* Given instruction *
Starting at the line that contains "Give me the", transcribe every remaining line of the entries exactly, including the last one.

* Input data *
□ □ □ □
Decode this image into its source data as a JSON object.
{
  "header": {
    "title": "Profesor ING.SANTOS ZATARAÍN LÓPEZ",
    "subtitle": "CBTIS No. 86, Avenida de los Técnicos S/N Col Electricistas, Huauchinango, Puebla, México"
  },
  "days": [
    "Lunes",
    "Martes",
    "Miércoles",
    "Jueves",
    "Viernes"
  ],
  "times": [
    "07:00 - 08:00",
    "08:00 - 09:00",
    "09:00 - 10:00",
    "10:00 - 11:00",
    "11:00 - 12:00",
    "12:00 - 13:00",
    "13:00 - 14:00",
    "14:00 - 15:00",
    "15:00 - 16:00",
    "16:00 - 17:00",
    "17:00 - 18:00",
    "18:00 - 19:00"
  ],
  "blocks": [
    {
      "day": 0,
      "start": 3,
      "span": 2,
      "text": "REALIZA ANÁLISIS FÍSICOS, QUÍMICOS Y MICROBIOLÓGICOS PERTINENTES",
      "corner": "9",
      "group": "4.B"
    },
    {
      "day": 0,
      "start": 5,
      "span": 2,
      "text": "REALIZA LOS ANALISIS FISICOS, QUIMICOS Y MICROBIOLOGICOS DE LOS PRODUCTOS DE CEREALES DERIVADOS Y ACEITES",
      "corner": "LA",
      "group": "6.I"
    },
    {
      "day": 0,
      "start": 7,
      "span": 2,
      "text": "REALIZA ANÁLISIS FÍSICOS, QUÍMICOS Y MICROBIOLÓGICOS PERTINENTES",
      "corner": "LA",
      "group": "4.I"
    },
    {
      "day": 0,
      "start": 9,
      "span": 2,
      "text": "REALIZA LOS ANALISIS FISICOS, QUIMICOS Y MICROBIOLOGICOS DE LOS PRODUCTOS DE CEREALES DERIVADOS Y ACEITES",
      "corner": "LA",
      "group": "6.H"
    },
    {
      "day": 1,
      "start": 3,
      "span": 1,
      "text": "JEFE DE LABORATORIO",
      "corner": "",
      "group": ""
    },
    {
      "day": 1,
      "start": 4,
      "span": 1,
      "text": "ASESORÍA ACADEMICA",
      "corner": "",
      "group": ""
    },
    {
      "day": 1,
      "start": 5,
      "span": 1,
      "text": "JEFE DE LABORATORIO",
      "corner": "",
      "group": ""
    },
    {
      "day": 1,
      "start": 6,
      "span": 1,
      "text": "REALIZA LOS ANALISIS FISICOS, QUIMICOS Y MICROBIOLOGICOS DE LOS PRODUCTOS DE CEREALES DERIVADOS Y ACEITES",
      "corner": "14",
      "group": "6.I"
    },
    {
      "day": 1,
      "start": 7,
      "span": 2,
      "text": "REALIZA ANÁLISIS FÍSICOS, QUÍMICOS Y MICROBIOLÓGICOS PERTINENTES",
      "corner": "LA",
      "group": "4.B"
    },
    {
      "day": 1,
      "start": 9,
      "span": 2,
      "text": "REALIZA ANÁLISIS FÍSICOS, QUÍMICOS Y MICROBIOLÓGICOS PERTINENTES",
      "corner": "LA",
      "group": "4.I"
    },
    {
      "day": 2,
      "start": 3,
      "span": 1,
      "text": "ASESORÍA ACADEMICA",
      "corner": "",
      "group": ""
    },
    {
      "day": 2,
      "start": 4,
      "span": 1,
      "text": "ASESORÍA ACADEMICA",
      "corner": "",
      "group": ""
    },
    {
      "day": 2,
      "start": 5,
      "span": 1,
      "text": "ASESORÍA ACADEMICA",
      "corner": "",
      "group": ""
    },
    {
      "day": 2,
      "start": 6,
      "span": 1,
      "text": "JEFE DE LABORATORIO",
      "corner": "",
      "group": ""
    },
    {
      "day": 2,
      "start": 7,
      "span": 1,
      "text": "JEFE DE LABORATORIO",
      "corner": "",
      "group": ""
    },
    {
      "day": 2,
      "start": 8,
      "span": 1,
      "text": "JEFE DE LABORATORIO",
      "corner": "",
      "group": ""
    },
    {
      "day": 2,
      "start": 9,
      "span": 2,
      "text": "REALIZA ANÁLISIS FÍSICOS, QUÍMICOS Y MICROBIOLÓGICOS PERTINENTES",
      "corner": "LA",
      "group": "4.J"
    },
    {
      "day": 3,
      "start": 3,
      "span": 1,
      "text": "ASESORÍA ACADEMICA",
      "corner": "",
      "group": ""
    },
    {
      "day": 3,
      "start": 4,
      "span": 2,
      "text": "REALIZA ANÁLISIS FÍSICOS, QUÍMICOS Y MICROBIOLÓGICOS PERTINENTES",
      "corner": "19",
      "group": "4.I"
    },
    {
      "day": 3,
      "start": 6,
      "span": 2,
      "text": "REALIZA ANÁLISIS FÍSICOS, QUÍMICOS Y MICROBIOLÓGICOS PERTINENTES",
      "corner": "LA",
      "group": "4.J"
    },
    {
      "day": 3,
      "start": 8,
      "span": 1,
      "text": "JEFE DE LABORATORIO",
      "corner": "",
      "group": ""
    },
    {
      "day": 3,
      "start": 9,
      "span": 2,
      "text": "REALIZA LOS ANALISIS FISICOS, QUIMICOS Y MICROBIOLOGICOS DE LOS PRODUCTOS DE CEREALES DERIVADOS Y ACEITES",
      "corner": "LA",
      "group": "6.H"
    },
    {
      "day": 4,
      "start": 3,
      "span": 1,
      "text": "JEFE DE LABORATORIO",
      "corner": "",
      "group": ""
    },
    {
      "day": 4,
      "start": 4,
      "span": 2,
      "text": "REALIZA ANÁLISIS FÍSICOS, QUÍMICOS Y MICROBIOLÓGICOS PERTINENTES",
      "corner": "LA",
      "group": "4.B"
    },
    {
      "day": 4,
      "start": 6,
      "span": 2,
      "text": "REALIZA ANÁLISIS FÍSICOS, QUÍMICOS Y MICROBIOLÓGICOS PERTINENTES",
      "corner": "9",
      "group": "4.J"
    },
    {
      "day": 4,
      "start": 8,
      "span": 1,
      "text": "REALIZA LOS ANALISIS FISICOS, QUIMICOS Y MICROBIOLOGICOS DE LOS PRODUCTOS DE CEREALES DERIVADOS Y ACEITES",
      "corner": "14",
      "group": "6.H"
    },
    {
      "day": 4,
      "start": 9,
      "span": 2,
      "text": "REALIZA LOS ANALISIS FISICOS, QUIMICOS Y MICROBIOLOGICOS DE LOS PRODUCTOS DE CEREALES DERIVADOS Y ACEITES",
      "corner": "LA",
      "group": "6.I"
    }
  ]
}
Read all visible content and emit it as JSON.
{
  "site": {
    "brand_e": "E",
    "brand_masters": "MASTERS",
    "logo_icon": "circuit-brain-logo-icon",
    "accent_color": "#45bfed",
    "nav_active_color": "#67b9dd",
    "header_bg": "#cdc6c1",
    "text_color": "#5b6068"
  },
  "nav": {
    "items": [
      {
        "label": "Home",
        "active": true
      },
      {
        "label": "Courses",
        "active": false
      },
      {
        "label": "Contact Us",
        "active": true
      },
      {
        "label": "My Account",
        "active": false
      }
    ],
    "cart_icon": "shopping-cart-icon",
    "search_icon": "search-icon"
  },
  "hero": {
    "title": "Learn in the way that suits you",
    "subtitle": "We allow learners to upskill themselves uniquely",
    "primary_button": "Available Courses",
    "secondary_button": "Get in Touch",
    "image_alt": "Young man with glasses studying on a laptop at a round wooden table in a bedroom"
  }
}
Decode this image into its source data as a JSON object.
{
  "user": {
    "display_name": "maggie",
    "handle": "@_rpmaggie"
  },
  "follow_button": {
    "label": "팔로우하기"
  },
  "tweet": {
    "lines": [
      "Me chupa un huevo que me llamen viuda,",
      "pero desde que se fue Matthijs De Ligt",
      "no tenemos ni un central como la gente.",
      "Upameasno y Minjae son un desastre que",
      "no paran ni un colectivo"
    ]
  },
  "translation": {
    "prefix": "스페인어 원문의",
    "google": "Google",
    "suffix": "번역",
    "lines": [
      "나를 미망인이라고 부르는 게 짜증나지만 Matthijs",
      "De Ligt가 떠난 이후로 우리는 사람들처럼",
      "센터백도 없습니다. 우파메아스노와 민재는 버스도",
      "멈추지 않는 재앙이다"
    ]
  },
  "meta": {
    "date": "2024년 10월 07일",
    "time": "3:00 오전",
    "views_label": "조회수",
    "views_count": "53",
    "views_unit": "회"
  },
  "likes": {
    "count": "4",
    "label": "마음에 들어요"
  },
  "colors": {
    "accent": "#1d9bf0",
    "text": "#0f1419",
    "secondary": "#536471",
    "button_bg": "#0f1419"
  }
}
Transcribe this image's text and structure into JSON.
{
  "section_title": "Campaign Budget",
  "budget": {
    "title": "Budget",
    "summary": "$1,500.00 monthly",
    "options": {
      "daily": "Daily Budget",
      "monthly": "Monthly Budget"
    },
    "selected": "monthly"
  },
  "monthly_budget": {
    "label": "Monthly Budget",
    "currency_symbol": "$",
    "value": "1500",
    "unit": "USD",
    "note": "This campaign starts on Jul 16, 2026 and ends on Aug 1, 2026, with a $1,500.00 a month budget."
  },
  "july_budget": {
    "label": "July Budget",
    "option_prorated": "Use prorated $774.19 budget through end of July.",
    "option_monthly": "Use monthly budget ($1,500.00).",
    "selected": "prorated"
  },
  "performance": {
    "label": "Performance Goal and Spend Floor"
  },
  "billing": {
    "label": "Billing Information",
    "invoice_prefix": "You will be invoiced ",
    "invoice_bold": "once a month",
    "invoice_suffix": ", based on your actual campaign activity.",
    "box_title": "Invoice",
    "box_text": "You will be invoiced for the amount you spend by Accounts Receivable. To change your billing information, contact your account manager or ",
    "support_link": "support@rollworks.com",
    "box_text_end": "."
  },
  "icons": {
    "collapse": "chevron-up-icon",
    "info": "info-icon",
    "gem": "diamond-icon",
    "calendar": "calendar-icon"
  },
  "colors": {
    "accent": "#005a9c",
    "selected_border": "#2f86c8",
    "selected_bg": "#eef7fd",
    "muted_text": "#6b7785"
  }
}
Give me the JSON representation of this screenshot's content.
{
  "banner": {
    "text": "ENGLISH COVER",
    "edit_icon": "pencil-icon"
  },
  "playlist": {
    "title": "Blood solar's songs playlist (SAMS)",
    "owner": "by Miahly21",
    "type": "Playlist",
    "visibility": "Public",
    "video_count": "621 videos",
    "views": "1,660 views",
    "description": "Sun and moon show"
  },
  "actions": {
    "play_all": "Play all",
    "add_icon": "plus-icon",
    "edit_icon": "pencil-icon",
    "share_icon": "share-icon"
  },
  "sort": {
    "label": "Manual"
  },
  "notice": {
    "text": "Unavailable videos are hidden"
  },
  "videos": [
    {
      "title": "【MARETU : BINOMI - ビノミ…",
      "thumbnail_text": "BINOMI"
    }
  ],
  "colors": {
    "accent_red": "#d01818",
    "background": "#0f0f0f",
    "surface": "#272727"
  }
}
□ □ □ □
* Solution to this exercise *
Give me the JSON representation of this screenshot's content.
{
  "banner": {
    "text": "ENGLISH COVER",
    "edit_icon": "pencil-icon"
  },
  "playlist": {
    "title": "Blood solar's songs playlist (SAMS)",
    "owner": "by Miahly21",
    "type": "Playlist",
    "visibility": "Public",
    "video_count": "621 videos",
    "views": "1,660 views",
    "description": "Sun and moon show"
  },
  "actions": {
    "play_all": "Play all",
    "add_icon": "plus-icon",
    "edit_icon": "pencil-icon",
    "share_icon": "share-icon"
  },
  "sort": {
    "label": "Manual"
  },
  "notice": {
    "text": "Unavailable videos are hidden"
  },
  "videos": [
    {
      "title": "【MARETU : BINOMI - ビノミ…",
      "thumbnail_text": "BINOMI"
    }
  ],
  "colors": {
    "accent_red": "#d01818",
    "background": "#0f0f0f",
    "surface": "#272727"
  }
}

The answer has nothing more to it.